TO-DO LIST —
• A. The text on hosting multiple Postgres databases with Kamal joins several words with slashes to name what you might run more than one of. List those words.
• B. Continue the text on hosting multiple Postgres databases with Kamal from its last sentence, ahead of the data.

SUPPLIED TEXT —
....
Hosting multiple Postgres databases with Kamal
When deploying with Kamal and using accessories such as Postgres, sometimes you'll want to run a few Postgres servers/containers/accessories. Maybe on different servers or on the same server from the same deploy recipe. One of the downsides of trying to do that with Kamal is that when you're booting these containers, they're all relying on the same environment variables, aka POSTGRES_PASSWORD
.
For example, say you want to run a primary and secondary Postgres server. One that's optimized for reading and the other for writing. Or maybe you want to run isolated Postgres servers for each of your services or customers, but you're deploying them from the same repository. To configure these, you'll need to set a secret in Kamal for POSTGRES_PASSWORD
.
....
DATASET CONTENT —
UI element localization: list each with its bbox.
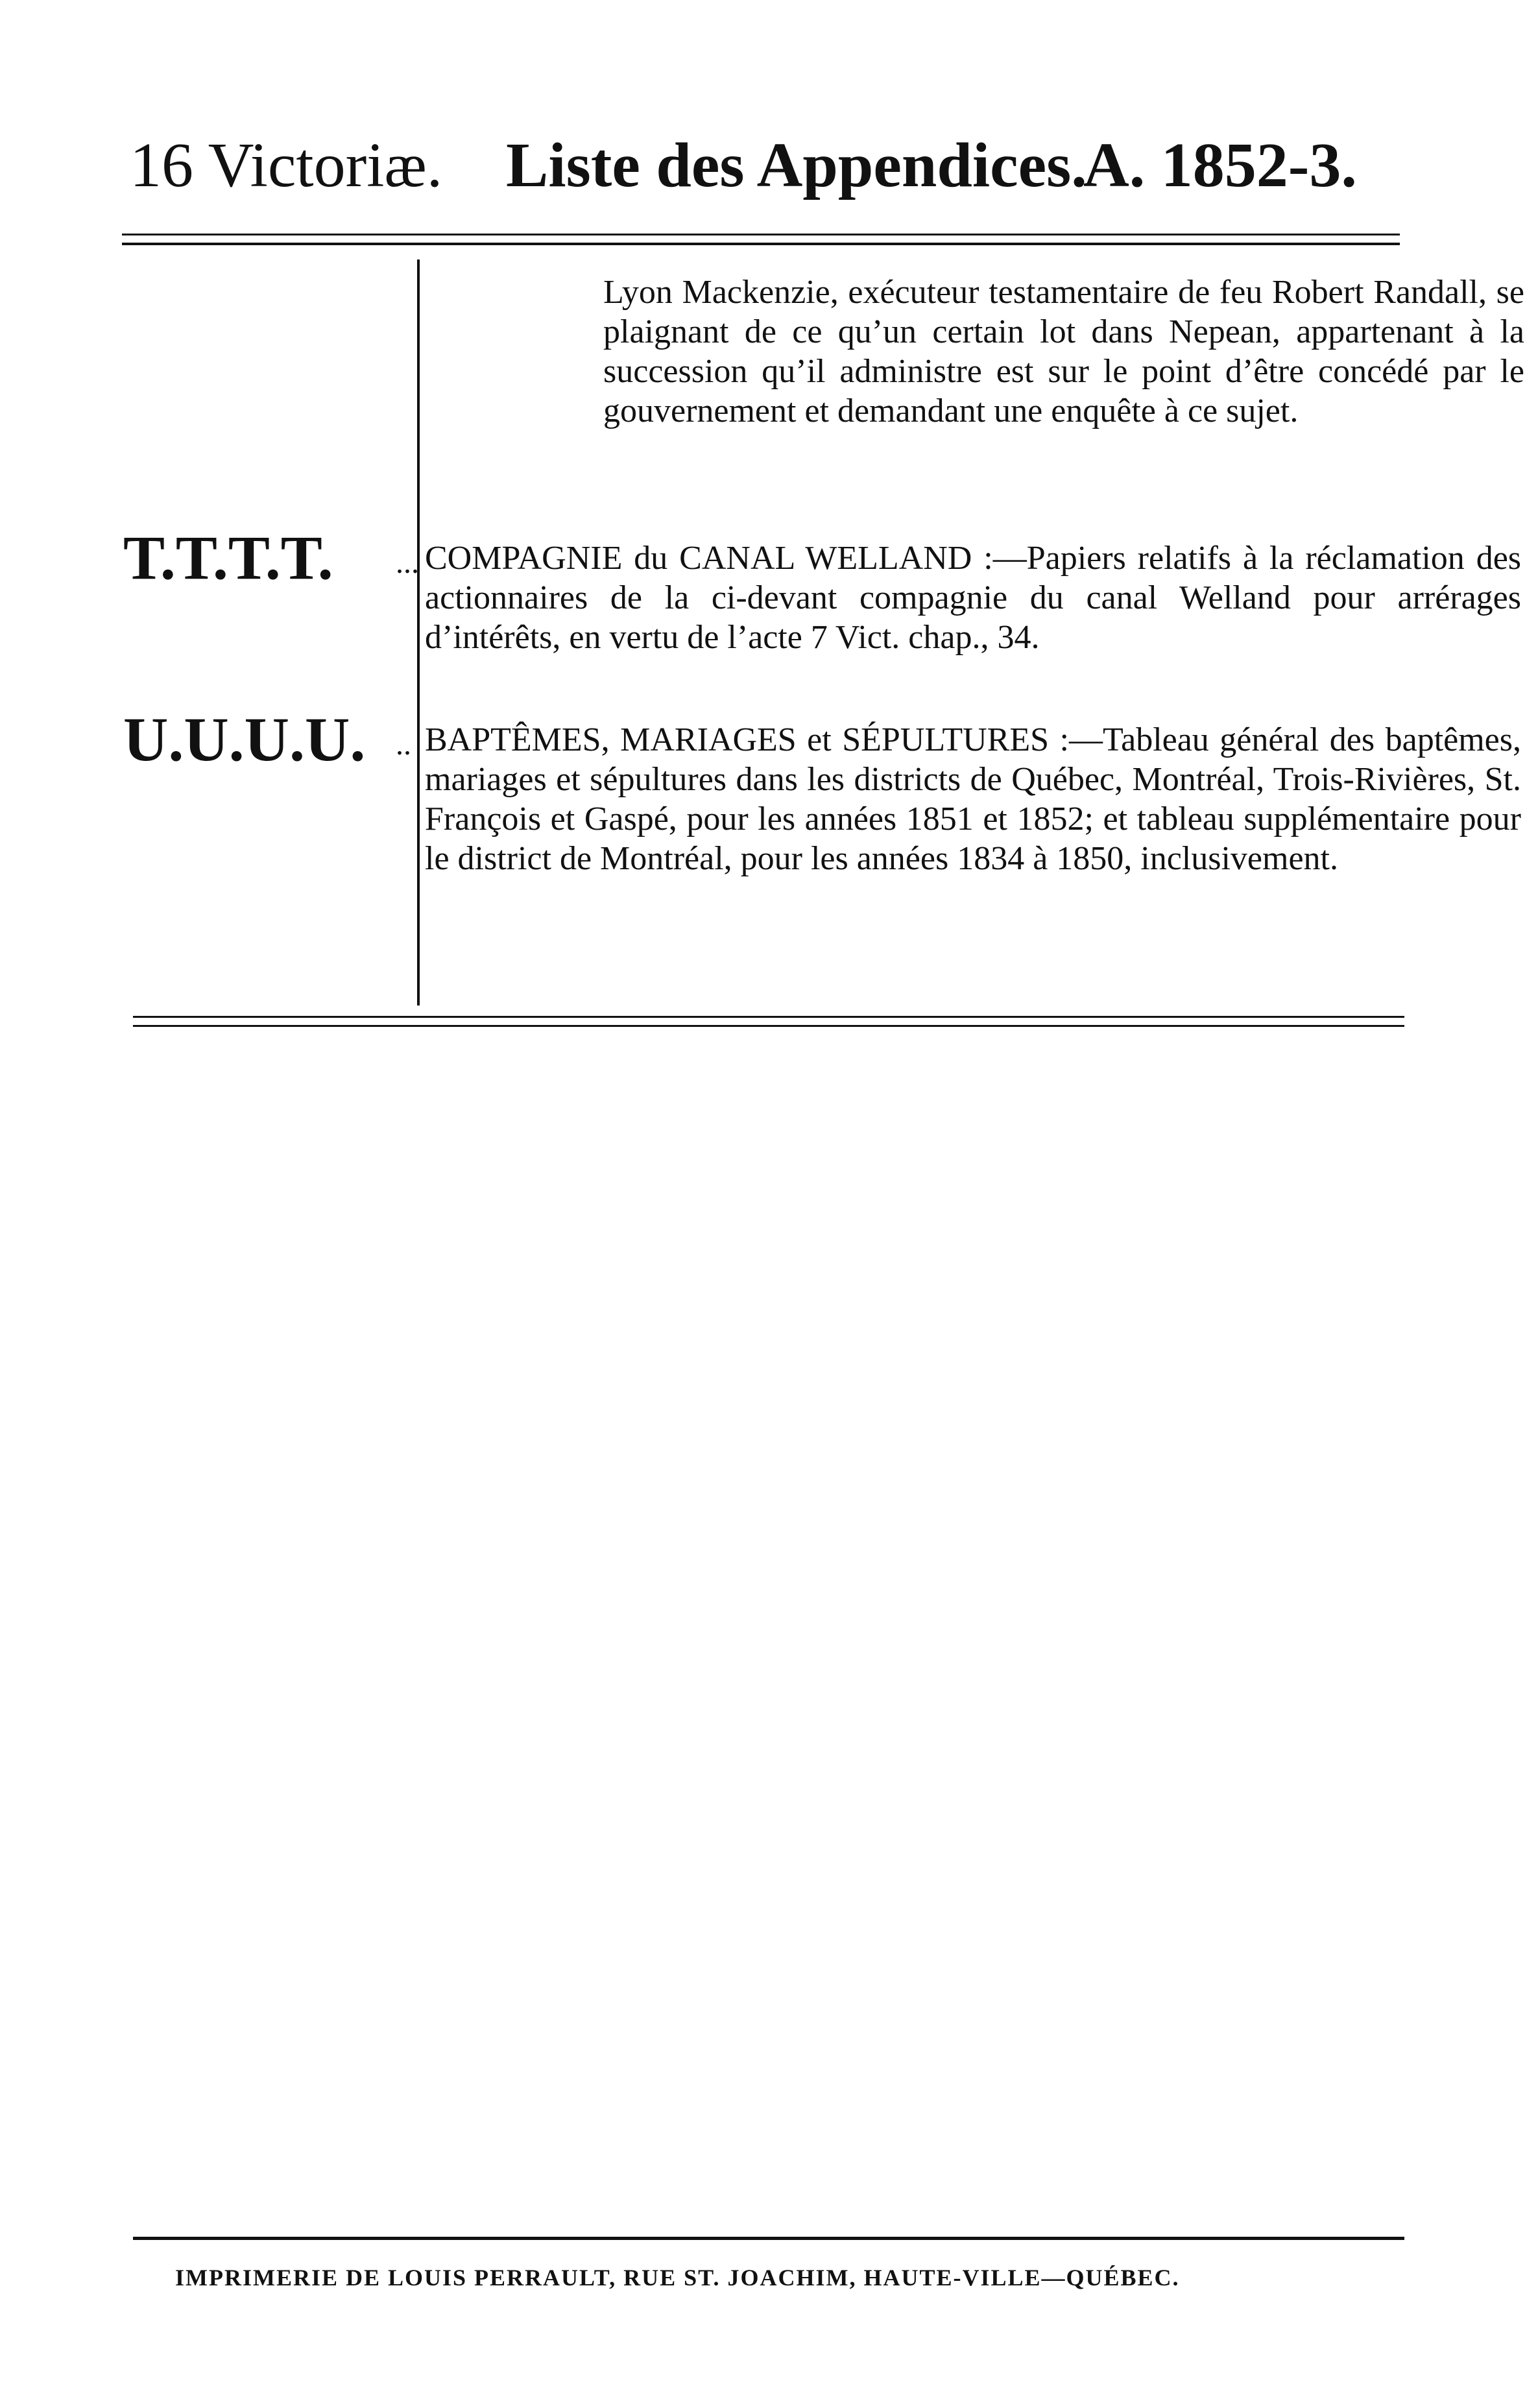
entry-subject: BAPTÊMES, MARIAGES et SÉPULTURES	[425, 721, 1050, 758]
....
EXERCISE ANSWERS —
• A. servers, containers, accessories

• B.
accessories:
postgres:
env:
secret:
- POSTGRES_PASSWORD
You could share the password for both databases, but that's not really ideal, especially if you need to ensure unique credentials for each database. There's not currently an easy way to remap or rename a secret with Kamal, but with the postgres image it's fairly easy to do with the POSTGRES_PASSWORD_FILE
option. The Postgres image supports a handful of configuration options that can be set by passing a file, and POSTGRES_PASSWORD
happens to be one of them.
Kamal actually has a pretty simple approach to solving this because of the support for using a file with POSTGRES_PASSWORD_FILE
which is through the files
mapping for each accessory.
If you look at the docs for accessories, you'll see that within the Copying Files section it talks about how the files will be evaluated as ERB files, great. Since they're evaluated as ERB, we can fetch our POSTGRES_PASSWORD
values from wherever we need, whether that's an existing Kamal secret, a different password vault, or just plain text. Once we have our passwords in those files we can just add it to the files
mapping and our accessory will boot with with them.
We're going to boot Postgres 17.2 with the goal of having a primary and secondary Postgres server.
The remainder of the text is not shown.